Description of the task —
Wherever the string "mehr" appears, copy the whole line.
— Begin Data in this exercise —
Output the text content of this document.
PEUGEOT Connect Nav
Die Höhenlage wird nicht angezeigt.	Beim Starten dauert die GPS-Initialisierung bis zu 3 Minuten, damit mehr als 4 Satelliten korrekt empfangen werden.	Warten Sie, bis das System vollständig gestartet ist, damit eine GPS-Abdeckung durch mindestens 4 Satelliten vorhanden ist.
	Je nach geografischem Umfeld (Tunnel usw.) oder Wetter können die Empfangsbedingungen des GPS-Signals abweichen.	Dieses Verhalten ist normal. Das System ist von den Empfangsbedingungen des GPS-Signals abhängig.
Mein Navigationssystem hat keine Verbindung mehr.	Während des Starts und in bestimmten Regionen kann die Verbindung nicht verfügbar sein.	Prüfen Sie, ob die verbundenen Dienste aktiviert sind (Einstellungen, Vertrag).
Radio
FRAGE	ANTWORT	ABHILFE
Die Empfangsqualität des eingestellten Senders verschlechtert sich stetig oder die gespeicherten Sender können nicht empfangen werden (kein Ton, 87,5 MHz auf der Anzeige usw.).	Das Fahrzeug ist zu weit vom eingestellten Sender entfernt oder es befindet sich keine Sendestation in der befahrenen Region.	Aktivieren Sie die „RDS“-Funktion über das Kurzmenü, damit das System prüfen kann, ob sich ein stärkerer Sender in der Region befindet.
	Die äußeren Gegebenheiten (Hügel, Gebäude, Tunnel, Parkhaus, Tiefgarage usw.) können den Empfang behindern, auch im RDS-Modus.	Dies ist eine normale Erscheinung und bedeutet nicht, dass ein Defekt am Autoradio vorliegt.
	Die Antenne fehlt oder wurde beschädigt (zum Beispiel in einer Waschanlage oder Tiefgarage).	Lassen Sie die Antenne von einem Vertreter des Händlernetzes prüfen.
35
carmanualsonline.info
— End Data in this exercise —
Task result —
Die Höhenlage wird nicht angezeigt.	Beim Starten dauert die GPS-Initialisierung bis zu 3 Minuten, damit mehr als 4 Satelliten korrekt empfangen werden.	Warten Sie, bis das System vollständig gestartet ist, damit eine GPS-Abdeckung durch mindestens 4 Satelliten vorhanden ist.
Mein Navigationssystem hat keine Verbindung mehr.	Während des Starts und in bestimmten Regionen kann die Verbindung nicht verfügbar sein.	Prüfen Sie, ob die verbundenen Dienste aktiviert sind (Einstellungen, Vertrag).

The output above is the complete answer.